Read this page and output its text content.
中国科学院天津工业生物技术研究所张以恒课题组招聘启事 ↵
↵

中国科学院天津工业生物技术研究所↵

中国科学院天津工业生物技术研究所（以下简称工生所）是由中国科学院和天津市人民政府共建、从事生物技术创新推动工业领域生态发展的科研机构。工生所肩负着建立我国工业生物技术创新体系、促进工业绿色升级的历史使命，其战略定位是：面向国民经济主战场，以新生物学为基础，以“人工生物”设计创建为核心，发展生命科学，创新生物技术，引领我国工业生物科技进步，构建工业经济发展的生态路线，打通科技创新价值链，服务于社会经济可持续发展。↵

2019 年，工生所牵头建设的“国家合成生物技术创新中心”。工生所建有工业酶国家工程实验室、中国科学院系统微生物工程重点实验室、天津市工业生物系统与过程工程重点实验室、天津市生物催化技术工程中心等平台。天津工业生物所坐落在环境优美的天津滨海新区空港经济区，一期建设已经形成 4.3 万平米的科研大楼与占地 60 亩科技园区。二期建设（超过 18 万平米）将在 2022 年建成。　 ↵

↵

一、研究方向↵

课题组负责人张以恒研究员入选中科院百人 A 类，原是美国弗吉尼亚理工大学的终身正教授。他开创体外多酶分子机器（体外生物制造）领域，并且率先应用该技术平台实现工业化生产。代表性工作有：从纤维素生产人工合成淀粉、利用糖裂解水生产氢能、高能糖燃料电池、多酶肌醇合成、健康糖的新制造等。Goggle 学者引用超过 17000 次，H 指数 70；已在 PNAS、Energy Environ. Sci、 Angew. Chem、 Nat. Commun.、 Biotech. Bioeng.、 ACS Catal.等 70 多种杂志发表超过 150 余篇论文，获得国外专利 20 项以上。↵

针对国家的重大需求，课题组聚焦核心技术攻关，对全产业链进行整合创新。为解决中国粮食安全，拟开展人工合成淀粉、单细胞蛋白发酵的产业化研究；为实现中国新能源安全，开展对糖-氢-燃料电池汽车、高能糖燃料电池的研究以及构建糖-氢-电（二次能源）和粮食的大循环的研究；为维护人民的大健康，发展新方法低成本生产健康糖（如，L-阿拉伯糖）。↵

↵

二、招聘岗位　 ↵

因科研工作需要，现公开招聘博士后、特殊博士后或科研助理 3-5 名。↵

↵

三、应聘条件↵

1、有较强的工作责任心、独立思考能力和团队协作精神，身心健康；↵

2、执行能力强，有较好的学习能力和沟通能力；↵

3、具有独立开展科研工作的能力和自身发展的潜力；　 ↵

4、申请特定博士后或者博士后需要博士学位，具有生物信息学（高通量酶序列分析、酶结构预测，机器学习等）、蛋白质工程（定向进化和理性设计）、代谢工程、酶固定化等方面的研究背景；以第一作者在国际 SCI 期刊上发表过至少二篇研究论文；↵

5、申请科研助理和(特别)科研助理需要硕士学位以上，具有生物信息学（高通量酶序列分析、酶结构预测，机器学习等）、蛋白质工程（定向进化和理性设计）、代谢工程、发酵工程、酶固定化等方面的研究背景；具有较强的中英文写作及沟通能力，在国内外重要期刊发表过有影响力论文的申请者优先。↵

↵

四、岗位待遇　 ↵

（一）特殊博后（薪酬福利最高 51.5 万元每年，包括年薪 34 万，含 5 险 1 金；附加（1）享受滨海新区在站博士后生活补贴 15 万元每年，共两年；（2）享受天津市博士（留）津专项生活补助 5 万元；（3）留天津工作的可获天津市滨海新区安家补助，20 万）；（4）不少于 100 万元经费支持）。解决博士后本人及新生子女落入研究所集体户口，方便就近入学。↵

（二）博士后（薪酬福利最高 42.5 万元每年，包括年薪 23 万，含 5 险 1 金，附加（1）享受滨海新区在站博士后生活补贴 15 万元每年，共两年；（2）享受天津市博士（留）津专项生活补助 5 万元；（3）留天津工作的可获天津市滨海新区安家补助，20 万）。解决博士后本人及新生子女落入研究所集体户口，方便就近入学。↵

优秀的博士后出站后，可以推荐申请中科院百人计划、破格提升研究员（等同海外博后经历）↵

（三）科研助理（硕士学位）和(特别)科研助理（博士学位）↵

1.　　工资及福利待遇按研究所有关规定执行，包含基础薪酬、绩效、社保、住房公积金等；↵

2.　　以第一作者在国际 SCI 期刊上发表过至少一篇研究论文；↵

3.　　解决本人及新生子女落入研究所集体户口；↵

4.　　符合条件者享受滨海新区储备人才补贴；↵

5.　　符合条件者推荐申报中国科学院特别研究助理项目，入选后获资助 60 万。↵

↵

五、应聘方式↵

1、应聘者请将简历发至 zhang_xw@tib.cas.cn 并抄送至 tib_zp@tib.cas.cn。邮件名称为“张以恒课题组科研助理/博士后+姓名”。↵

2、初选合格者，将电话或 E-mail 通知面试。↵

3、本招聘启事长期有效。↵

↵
..............................
§ REQUEST: Search the records for the word "定向进化和理性设计". Copy every line that has it.

§ FINAL RESULT:
4、申请特定博士后或者博士后需要博士学位，具有生物信息学（高通量酶序列分析、酶结构预测，机器学习等）、蛋白质工程（定向进化和理性设计）、代谢工程、酶固定化等方面的研究背景；以第一作者在国际 SCI 期刊上发表过至少二篇研究论文；↵
5、申请科研助理和(特别)科研助理需要硕士学位以上，具有生物信息学（高通量酶序列分析、酶结构预测，机器学习等）、蛋白质工程（定向进化和理性设计）、代谢工程、发酵工程、酶固定化等方面的研究背景；具有较强的中英文写作及沟通能力，在国内外重要期刊发表过有影响力论文的申请者优先。↵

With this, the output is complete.